= Exercise requirements =
Copy out each line of the material below with no changes.

(Stored items)
====
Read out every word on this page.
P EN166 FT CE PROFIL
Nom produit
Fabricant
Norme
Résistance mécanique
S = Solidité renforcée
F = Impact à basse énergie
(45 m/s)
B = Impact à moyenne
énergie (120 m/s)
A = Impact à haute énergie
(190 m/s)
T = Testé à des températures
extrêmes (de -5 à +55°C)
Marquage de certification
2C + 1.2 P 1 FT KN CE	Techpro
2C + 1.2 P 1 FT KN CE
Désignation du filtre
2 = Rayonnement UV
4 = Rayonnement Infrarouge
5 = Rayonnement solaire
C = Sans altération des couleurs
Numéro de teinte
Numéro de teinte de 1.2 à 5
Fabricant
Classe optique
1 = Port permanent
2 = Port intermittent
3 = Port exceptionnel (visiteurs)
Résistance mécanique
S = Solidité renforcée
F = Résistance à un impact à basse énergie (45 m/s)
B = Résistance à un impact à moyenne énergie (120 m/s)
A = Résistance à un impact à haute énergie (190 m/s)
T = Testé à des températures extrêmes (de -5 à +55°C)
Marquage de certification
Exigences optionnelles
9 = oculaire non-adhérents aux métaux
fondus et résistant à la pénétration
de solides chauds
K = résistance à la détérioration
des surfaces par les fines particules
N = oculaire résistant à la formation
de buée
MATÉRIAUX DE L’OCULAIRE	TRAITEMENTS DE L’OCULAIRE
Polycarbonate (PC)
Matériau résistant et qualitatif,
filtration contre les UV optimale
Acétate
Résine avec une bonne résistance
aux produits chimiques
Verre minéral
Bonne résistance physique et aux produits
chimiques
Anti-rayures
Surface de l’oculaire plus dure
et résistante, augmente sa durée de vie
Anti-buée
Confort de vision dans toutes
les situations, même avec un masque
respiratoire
====
= Answer =
Read out every word on this page.
P EN166 FT CE PROFIL
Nom produit
Fabricant
Norme
Résistance mécanique
S = Solidité renforcée
F = Impact à basse énergie
(45 m/s)
B = Impact à moyenne
énergie (120 m/s)
A = Impact à haute énergie
(190 m/s)
T = Testé à des températures
extrêmes (de -5 à +55°C)
Marquage de certification
2C + 1.2 P 1 FT KN CE	Techpro
2C + 1.2 P 1 FT KN CE
Désignation du filtre
2 = Rayonnement UV
4 = Rayonnement Infrarouge
5 = Rayonnement solaire
C = Sans altération des couleurs
Numéro de teinte
Numéro de teinte de 1.2 à 5
Fabricant
Classe optique
1 = Port permanent
2 = Port intermittent
3 = Port exceptionnel (visiteurs)
Résistance mécanique
S = Solidité renforcée
F = Résistance à un impact à basse énergie (45 m/s)
B = Résistance à un impact à moyenne énergie (120 m/s)
A = Résistance à un impact à haute énergie (190 m/s)
T = Testé à des températures extrêmes (de -5 à +55°C)
Marquage de certification
Exigences optionnelles
9 = oculaire non-adhérents aux métaux
fondus et résistant à la pénétration
de solides chauds
K = résistance à la détérioration
des surfaces par les fines particules
N = oculaire résistant à la formation
de buée
MATÉRIAUX DE L’OCULAIRE	TRAITEMENTS DE L’OCULAIRE
Polycarbonate (PC)
Matériau résistant et qualitatif,
filtration contre les UV optimale
Acétate
Résine avec une bonne résistance
aux produits chimiques
Verre minéral
Bonne résistance physique et aux produits
chimiques
Anti-rayures
Surface de l’oculaire plus dure
et résistante, augmente sa durée de vie
Anti-buée
Confort de vision dans toutes
les situations, même avec un masque
respiratoire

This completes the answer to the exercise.